[What you are asked to do] Every line of the material that follows must be printed again exactly.

>>>

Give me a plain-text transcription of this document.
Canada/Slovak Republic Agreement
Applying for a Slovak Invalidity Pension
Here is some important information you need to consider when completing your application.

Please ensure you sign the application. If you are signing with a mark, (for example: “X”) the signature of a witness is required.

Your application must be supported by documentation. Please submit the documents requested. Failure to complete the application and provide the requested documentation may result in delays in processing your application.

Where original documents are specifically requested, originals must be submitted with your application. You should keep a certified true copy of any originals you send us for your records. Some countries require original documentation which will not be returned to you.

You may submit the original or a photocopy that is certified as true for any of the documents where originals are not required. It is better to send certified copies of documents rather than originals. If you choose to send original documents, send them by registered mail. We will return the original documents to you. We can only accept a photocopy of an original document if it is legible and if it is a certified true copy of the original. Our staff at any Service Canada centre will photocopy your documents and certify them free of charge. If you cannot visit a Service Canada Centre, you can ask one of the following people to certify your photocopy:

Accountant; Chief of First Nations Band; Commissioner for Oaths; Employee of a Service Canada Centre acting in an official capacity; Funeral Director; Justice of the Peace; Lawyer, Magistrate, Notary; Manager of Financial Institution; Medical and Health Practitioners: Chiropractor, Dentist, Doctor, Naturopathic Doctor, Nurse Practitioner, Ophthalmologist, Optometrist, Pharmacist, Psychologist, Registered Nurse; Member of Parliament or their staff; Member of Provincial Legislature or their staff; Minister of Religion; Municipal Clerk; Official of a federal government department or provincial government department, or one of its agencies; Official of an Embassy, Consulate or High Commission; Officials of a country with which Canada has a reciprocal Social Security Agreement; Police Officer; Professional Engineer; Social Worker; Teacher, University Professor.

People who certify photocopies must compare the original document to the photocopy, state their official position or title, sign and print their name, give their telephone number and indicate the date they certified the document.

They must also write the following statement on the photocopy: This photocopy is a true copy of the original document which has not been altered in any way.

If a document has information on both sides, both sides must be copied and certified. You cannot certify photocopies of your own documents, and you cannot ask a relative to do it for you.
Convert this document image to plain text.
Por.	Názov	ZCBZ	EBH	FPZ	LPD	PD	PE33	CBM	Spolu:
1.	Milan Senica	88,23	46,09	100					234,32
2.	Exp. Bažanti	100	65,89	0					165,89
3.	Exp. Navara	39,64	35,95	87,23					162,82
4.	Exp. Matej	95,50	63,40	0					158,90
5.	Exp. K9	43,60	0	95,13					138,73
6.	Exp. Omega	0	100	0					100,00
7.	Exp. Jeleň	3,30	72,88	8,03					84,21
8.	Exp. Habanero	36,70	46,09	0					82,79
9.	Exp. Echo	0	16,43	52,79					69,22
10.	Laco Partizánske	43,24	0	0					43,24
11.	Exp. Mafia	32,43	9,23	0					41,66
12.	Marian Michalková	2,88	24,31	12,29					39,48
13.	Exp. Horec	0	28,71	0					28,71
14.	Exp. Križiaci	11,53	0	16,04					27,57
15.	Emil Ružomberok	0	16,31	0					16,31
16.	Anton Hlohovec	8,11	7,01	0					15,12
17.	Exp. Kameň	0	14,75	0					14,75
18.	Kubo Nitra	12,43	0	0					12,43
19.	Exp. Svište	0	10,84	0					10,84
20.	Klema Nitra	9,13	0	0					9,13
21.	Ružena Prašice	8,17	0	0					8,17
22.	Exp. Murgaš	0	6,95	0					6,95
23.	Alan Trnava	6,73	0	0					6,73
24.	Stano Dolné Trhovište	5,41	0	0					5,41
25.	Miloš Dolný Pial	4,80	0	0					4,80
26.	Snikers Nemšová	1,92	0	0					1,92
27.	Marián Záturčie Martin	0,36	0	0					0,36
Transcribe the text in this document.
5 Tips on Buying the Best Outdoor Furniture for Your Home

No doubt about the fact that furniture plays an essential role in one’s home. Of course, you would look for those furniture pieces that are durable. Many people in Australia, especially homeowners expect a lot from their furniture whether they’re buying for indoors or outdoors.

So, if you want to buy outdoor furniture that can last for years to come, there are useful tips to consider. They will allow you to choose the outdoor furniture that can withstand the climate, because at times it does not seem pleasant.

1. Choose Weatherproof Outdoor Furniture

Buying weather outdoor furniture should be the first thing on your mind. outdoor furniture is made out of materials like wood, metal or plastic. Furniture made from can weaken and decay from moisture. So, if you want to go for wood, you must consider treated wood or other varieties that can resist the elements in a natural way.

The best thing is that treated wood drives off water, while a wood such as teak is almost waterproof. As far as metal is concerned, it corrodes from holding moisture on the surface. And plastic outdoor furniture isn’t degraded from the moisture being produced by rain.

<<<

[Result]
Give me a plain-text transcription of this document.
Canada/Slovak Republic Agreement
Applying for a Slovak Invalidity Pension
Here is some important information you need to consider when completing your application.

Please ensure you sign the application. If you are signing with a mark, (for example: “X”) the signature of a witness is required.

Your application must be supported by documentation. Please submit the documents requested. Failure to complete the application and provide the requested documentation may result in delays in processing your application.

Where original documents are specifically requested, originals must be submitted with your application. You should keep a certified true copy of any originals you send us for your records. Some countries require original documentation which will not be returned to you.

You may submit the original or a photocopy that is certified as true for any of the documents where originals are not required. It is better to send certified copies of documents rather than originals. If you choose to send original documents, send them by registered mail. We will return the original documents to you. We can only accept a photocopy of an original document if it is legible and if it is a certified true copy of the original. Our staff at any Service Canada centre will photocopy your documents and certify them free of charge. If you cannot visit a Service Canada Centre, you can ask one of the following people to certify your photocopy:

Accountant; Chief of First Nations Band; Commissioner for Oaths; Employee of a Service Canada Centre acting in an official capacity; Funeral Director; Justice of the Peace; Lawyer, Magistrate, Notary; Manager of Financial Institution; Medical and Health Practitioners: Chiropractor, Dentist, Doctor, Naturopathic Doctor, Nurse Practitioner, Ophthalmologist, Optometrist, Pharmacist, Psychologist, Registered Nurse; Member of Parliament or their staff; Member of Provincial Legislature or their staff; Minister of Religion; Municipal Clerk; Official of a federal government department or provincial government department, or one of its agencies; Official of an Embassy, Consulate or High Commission; Officials of a country with which Canada has a reciprocal Social Security Agreement; Police Officer; Professional Engineer; Social Worker; Teacher, University Professor.

People who certify photocopies must compare the original document to the photocopy, state their official position or title, sign and print their name, give their telephone number and indicate the date they certified the document.

They must also write the following statement on the photocopy: This photocopy is a true copy of the original document which has not been altered in any way.

If a document has information on both sides, both sides must be copied and certified. You cannot certify photocopies of your own documents, and you cannot ask a relative to do it for you.
Convert this document image to plain text.
Por.	Názov	ZCBZ	EBH	FPZ	LPD	PD	PE33	CBM	Spolu:
1.	Milan Senica	88,23	46,09	100					234,32
2.	Exp. Bažanti	100	65,89	0					165,89
3.	Exp. Navara	39,64	35,95	87,23					162,82
4.	Exp. Matej	95,50	63,40	0					158,90
5.	Exp. K9	43,60	0	95,13					138,73
6.	Exp. Omega	0	100	0					100,00
7.	Exp. Jeleň	3,30	72,88	8,03					84,21
8.	Exp. Habanero	36,70	46,09	0					82,79
9.	Exp. Echo	0	16,43	52,79					69,22
10.	Laco Partizánske	43,24	0	0					43,24
11.	Exp. Mafia	32,43	9,23	0					41,66
12.	Marian Michalková	2,88	24,31	12,29					39,48
13.	Exp. Horec	0	28,71	0					28,71
14.	Exp. Križiaci	11,53	0	16,04					27,57
15.	Emil Ružomberok	0	16,31	0					16,31
16.	Anton Hlohovec	8,11	7,01	0					15,12
17.	Exp. Kameň	0	14,75	0					14,75
18.	Kubo Nitra	12,43	0	0					12,43
19.	Exp. Svište	0	10,84	0					10,84
20.	Klema Nitra	9,13	0	0					9,13
21.	Ružena Prašice	8,17	0	0					8,17
22.	Exp. Murgaš	0	6,95	0					6,95
23.	Alan Trnava	6,73	0	0					6,73
24.	Stano Dolné Trhovište	5,41	0	0					5,41
25.	Miloš Dolný Pial	4,80	0	0					4,80
26.	Snikers Nemšová	1,92	0	0					1,92
27.	Marián Záturčie Martin	0,36	0	0					0,36
Transcribe the text in this document.
5 Tips on Buying the Best Outdoor Furniture for Your Home

No doubt about the fact that furniture plays an essential role in one’s home. Of course, you would look for those furniture pieces that are durable. Many people in Australia, especially homeowners expect a lot from their furniture whether they’re buying for indoors or outdoors.

So, if you want to buy outdoor furniture that can last for years to come, there are useful tips to consider. They will allow you to choose the outdoor furniture that can withstand the climate, because at times it does not seem pleasant.

1. Choose Weatherproof Outdoor Furniture

Buying weather outdoor furniture should be the first thing on your mind. outdoor furniture is made out of materials like wood, metal or plastic. Furniture made from can weaken and decay from moisture. So, if you want to go for wood, you must consider treated wood or other varieties that can resist the elements in a natural way.

The best thing is that treated wood drives off water, while a wood such as teak is almost waterproof. As far as metal is concerned, it corrodes from holding moisture on the surface. And plastic outdoor furniture isn’t degraded from the moisture being produced by rain.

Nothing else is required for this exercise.